> _THE REQUEST_: All material below is to be reproduced exactly.

☆ ☆ ☆ ☆

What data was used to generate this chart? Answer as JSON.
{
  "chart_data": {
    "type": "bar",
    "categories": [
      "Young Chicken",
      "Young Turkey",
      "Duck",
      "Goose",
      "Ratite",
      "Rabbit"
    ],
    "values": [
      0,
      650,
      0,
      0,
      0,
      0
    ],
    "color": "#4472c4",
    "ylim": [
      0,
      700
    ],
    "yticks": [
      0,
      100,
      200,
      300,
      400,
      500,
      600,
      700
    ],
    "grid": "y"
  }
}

☆ ☆ ☆ ☆

> _RESPONSE_:
What data was used to generate this chart? Answer as JSON.
{
  "chart_data": {
    "type": "bar",
    "categories": [
      "Young Chicken",
      "Young Turkey",
      "Duck",
      "Goose",
      "Ratite",
      "Rabbit"
    ],
    "values": [
      0,
      650,
      0,
      0,
      0,
      0
    ],
    "color": "#4472c4",
    "ylim": [
      0,
      700
    ],
    "yticks": [
      0,
      100,
      200,
      300,
      400,
      500,
      600,
      700
    ],
    "grid": "y"
  }
}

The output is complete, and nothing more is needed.